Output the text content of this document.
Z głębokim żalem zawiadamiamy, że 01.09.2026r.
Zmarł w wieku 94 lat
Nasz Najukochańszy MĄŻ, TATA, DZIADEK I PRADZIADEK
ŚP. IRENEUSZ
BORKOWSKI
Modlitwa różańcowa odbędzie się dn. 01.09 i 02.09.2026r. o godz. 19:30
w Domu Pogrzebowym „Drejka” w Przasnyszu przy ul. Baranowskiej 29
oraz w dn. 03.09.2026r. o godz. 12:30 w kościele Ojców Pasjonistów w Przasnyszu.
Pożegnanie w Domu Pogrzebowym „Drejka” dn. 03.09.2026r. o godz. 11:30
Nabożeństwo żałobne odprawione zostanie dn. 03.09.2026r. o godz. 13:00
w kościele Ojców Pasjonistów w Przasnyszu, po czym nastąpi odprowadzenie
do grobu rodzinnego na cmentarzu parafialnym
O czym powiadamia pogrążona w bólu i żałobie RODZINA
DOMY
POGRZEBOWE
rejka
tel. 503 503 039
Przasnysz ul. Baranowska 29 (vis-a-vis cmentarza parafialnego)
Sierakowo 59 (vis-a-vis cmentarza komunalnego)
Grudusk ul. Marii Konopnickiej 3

--------------------------------------------------

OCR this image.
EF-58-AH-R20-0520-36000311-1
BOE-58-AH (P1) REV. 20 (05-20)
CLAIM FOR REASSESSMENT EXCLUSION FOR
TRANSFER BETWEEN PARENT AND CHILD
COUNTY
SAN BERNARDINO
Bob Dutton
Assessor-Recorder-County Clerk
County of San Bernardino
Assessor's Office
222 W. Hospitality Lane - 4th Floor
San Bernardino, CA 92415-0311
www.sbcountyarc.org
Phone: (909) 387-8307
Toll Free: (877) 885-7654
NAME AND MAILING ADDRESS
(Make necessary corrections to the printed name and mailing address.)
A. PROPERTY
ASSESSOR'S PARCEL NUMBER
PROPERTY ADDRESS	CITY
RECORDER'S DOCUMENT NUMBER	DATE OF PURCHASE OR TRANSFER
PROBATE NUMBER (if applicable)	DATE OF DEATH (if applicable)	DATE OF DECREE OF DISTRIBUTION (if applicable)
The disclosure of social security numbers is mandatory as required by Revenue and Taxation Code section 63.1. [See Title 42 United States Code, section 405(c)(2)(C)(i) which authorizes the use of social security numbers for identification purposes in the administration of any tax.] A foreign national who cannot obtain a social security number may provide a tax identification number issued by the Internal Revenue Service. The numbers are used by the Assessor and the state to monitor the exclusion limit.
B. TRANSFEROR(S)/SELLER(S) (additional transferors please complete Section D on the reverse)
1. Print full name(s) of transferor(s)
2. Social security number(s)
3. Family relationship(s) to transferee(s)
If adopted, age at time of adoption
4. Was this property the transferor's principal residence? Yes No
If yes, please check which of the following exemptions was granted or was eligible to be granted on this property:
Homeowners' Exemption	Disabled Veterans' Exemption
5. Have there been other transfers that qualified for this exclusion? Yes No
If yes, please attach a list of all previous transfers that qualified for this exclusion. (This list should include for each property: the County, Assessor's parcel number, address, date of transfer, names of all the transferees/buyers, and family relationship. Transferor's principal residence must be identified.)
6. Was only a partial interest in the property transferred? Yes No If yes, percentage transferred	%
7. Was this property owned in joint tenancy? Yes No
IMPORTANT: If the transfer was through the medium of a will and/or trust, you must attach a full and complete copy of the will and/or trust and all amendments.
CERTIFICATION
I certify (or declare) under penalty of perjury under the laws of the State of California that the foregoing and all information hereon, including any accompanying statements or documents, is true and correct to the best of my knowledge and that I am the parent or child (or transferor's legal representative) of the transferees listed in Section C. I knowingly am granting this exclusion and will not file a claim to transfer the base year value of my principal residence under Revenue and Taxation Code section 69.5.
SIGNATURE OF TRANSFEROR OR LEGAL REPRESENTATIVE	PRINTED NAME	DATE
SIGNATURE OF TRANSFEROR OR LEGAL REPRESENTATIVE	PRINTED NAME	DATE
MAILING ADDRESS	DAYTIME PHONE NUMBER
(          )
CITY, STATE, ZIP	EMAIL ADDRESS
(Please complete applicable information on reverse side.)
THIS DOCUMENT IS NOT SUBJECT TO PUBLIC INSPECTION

--------------------------------------------------

Copy out every line of the listing that contains the string "security".

The disclosure of social security numbers is mandatory as required by Revenue and Taxation Code section 63.1. [See Title 42 United States Code, section 405(c)(2)(C)(i) which authorizes the use of social security numbers for identification purposes in the administration of any tax.] A foreign national who cannot obtain a social security number may provide a tax identification number issued by the Internal Revenue Service. The numbers are used by the Assessor and the state to monitor the exclusion limit.
2. Social security number(s)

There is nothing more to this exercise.